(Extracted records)
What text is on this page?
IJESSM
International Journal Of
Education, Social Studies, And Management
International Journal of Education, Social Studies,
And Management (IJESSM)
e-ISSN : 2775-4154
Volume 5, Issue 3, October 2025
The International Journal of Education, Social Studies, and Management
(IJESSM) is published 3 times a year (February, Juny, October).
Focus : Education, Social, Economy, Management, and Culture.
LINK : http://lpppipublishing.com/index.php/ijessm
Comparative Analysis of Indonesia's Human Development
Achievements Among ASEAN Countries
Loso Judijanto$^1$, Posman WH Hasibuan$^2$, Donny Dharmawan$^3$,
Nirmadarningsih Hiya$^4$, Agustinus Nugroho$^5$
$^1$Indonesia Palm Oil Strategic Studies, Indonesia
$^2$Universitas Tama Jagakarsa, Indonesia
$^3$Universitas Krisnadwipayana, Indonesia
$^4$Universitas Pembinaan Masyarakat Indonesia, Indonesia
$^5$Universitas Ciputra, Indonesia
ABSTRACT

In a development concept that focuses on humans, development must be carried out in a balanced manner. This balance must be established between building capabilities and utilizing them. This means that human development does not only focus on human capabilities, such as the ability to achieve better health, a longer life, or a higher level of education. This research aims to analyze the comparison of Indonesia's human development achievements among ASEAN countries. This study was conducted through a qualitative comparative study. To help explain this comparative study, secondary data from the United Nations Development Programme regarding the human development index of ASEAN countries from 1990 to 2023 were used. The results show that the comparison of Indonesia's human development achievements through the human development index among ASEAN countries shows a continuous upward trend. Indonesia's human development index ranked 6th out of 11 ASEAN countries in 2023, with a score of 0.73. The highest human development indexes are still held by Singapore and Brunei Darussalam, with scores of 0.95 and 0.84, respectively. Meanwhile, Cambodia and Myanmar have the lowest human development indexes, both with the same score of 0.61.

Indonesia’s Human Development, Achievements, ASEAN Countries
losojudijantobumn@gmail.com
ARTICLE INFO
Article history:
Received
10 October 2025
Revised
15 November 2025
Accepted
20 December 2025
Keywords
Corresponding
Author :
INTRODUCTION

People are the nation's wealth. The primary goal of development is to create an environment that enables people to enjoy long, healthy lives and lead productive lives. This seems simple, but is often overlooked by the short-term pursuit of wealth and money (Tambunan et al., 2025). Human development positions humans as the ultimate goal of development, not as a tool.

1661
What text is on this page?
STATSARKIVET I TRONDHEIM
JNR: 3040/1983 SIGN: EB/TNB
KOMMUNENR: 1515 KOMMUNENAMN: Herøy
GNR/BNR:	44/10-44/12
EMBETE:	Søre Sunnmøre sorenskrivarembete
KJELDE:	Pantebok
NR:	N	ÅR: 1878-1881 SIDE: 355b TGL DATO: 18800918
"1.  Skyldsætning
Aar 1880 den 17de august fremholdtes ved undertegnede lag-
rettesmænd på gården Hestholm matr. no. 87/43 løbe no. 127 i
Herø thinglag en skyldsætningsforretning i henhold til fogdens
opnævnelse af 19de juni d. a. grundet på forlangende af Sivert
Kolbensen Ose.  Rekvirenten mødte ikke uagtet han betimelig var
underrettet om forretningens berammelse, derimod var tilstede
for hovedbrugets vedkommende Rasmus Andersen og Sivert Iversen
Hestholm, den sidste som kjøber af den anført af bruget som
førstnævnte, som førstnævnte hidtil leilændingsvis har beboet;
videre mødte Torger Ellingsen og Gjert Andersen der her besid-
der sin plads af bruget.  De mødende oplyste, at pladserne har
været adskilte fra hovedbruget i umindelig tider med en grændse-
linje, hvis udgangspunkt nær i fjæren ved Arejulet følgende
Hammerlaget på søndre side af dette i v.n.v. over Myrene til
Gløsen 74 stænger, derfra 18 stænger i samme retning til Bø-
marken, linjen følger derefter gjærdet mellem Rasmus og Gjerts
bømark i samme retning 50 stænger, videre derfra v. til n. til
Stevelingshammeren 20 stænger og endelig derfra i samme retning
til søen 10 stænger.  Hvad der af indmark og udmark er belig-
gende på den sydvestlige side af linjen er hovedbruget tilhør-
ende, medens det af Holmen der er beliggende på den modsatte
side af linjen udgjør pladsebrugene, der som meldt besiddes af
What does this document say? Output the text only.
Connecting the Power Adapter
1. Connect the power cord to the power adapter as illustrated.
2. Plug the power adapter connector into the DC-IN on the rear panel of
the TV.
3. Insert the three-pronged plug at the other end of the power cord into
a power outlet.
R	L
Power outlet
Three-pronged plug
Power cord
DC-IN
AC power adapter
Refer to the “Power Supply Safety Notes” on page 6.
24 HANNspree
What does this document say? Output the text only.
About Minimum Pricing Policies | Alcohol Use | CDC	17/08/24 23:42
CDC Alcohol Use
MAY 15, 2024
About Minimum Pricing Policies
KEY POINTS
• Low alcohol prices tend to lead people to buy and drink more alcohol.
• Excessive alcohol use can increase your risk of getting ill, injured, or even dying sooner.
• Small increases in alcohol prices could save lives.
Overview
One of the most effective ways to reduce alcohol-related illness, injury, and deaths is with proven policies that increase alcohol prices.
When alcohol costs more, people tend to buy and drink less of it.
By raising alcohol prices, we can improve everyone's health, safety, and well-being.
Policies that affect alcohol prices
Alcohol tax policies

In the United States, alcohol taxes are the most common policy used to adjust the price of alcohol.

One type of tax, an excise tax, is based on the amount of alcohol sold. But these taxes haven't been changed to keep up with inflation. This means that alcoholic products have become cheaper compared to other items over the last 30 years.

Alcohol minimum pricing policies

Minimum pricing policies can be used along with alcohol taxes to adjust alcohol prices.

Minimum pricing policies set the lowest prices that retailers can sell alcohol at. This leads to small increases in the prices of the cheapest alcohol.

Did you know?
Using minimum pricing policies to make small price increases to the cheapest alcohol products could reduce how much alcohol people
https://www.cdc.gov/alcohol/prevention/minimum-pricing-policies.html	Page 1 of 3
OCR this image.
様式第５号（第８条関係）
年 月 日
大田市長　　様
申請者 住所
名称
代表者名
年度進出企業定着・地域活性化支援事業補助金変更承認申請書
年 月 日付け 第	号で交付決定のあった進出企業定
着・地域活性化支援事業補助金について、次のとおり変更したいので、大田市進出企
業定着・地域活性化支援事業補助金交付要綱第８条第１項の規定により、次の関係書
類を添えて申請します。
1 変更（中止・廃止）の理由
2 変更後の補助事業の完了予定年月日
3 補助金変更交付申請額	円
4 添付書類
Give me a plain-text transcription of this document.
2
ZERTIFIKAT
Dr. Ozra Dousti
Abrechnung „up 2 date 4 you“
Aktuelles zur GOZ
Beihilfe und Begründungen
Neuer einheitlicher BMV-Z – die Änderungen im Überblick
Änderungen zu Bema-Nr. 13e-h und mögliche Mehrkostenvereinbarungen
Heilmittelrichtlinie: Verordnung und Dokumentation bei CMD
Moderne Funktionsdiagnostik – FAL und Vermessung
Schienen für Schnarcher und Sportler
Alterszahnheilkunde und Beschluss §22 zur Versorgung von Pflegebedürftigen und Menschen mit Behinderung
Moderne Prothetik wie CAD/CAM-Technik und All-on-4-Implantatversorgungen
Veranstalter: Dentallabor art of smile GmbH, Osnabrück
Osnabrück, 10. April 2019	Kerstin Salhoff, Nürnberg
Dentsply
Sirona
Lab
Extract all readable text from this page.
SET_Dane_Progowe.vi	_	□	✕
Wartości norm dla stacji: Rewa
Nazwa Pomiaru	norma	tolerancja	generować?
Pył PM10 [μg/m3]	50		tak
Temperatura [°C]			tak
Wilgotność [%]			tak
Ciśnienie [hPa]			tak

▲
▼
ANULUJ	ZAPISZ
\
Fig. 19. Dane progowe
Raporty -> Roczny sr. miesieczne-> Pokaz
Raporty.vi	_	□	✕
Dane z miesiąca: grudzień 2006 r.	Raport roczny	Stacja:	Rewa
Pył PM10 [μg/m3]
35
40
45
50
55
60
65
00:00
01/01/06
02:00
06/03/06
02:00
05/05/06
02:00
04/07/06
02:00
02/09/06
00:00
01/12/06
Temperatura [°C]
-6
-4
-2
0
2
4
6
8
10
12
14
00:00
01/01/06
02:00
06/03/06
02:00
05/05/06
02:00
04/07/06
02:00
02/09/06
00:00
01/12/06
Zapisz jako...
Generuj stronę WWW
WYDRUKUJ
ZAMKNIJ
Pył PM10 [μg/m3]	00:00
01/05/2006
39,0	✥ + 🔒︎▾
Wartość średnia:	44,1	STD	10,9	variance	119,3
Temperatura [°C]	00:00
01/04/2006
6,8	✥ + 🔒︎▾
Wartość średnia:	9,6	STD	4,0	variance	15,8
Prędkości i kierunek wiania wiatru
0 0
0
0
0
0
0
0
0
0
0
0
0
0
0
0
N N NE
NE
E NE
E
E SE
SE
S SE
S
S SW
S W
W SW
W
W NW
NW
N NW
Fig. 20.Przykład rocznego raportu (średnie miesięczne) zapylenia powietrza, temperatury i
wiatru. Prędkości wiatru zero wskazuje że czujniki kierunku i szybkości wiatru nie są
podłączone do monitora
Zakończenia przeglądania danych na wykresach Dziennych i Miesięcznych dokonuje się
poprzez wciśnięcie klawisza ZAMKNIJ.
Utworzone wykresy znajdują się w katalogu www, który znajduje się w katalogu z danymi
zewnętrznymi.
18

What you should do |
Read the entries and select each line where the word "wiatru" is found.

Exercise response |
Prędkości i kierunek wiania wiatru
wiatru. Prędkości wiatru zero wskazuje że czujniki kierunku i szybkości wiatru nie są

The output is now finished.